**THE PROBLEM**
Drop the pictures, then extract the listing word for word.

(Data entries)
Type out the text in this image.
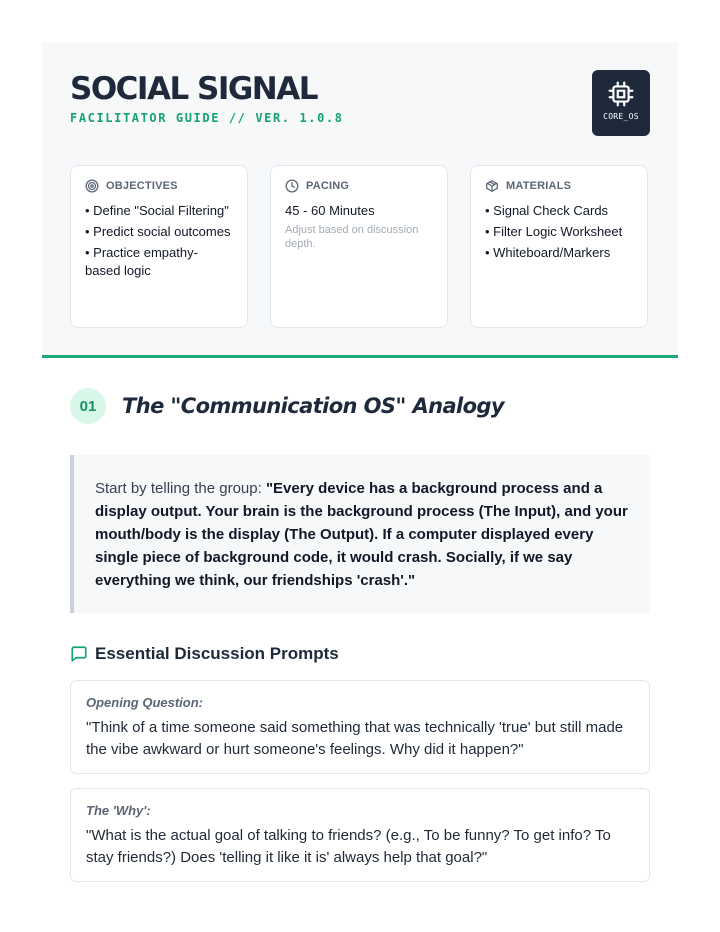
SOCIAL SIGNAL
FACILITATOR GUIDE // VER. 1.0.8	CORE_OS
OBJECTIVES
• Define "Social Filtering"
• Predict social outcomes
• Practice empathy-based logic
PACING
45 - 60 Minutes
Adjust based on discussion depth.
MATERIALS
• Signal Check Cards
• Filter Logic Worksheet
• Whiteboard/Markers
01	The "Communication OS" Analogy

Start by telling the group: "Every device has a background process and a display output. Your brain is the background process (The Input), and your mouth/body is the display (The Output). If a computer displayed every single piece of background code, it would crash. Socially, if we say everything we think, our friendships 'crash'."

Essential Discussion Prompts
Opening Question:
"Think of a time someone said something that was technically 'true' but still made the vibe awkward or hurt someone's feelings. Why did it happen?"
The 'Why':
"What is the actual goal of talking to friends? (e.g., To be funny? To get info? To stay friends?) Does 'telling it like it is' always help that goal?"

**REPLY TO THE EXERCISE**
Type out the text in this image.
SOCIAL SIGNAL
FACILITATOR GUIDE // VER. 1.0.8	CORE_OS
OBJECTIVES
• Define "Social Filtering"
• Predict social outcomes
• Practice empathy-based logic
PACING
45 - 60 Minutes
Adjust based on discussion depth.
MATERIALS
• Signal Check Cards
• Filter Logic Worksheet
• Whiteboard/Markers
01	The "Communication OS" Analogy

Start by telling the group: "Every device has a background process and a display output. Your brain is the background process (The Input), and your mouth/body is the display (The Output). If a computer displayed every single piece of background code, it would crash. Socially, if we say everything we think, our friendships 'crash'."

Essential Discussion Prompts
Opening Question:
"Think of a time someone said something that was technically 'true' but still made the vibe awkward or hurt someone's feelings. Why did it happen?"
The 'Why':
"What is the actual goal of talking to friends? (e.g., To be funny? To get info? To stay friends?) Does 'telling it like it is' always help that goal?"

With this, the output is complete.